[THE EXERCISE] Report the count of lines containing the word "this" in the entries below, and nothing more.

(Dataset items)
--------------------------------
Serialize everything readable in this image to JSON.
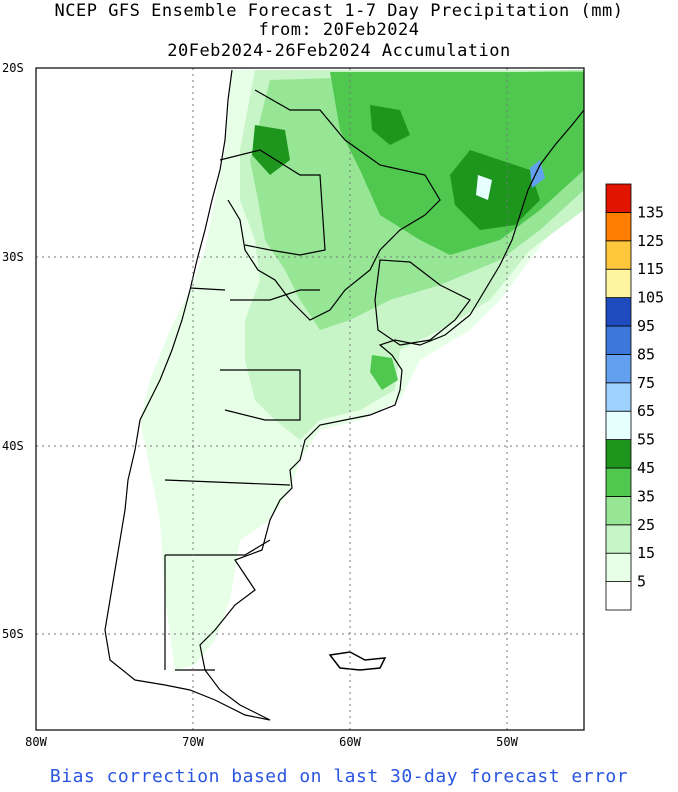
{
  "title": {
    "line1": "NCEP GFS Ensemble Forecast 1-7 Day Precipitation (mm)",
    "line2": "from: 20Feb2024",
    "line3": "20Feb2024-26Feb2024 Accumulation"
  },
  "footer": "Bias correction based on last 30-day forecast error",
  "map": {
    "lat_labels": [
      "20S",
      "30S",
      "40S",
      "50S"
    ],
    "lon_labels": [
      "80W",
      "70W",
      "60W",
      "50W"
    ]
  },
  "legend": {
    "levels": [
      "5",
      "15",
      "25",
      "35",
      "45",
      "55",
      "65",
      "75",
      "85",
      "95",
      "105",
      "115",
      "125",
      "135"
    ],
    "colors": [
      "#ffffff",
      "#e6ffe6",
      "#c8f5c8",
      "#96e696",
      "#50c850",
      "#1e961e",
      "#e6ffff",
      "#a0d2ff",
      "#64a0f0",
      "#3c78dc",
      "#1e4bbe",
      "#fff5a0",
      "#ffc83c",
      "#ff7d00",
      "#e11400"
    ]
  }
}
--------------------------------
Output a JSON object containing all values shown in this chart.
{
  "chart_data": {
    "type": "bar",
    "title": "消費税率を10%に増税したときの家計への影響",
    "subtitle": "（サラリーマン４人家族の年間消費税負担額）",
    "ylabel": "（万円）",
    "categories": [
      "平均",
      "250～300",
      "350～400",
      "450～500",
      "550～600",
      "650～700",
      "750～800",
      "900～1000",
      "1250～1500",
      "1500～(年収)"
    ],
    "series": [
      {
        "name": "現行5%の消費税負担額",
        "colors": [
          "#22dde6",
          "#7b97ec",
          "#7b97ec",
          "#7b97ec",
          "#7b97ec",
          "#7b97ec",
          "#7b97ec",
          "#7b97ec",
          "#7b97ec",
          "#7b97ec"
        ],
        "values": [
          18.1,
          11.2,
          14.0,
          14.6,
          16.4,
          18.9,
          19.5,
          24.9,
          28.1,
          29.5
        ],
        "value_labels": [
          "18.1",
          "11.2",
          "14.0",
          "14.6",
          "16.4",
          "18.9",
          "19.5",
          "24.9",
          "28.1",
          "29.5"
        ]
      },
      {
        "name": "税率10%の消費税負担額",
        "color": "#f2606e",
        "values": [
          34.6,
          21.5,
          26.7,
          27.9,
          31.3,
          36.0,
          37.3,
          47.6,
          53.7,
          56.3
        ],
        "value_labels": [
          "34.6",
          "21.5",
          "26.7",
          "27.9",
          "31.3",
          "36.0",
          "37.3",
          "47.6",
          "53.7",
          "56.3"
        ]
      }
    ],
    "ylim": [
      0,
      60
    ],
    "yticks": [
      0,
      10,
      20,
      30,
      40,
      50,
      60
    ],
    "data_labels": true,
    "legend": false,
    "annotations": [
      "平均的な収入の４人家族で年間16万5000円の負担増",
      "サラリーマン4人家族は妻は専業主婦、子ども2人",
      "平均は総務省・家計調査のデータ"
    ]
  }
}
--------------------------------
[THE OUTPUT] 2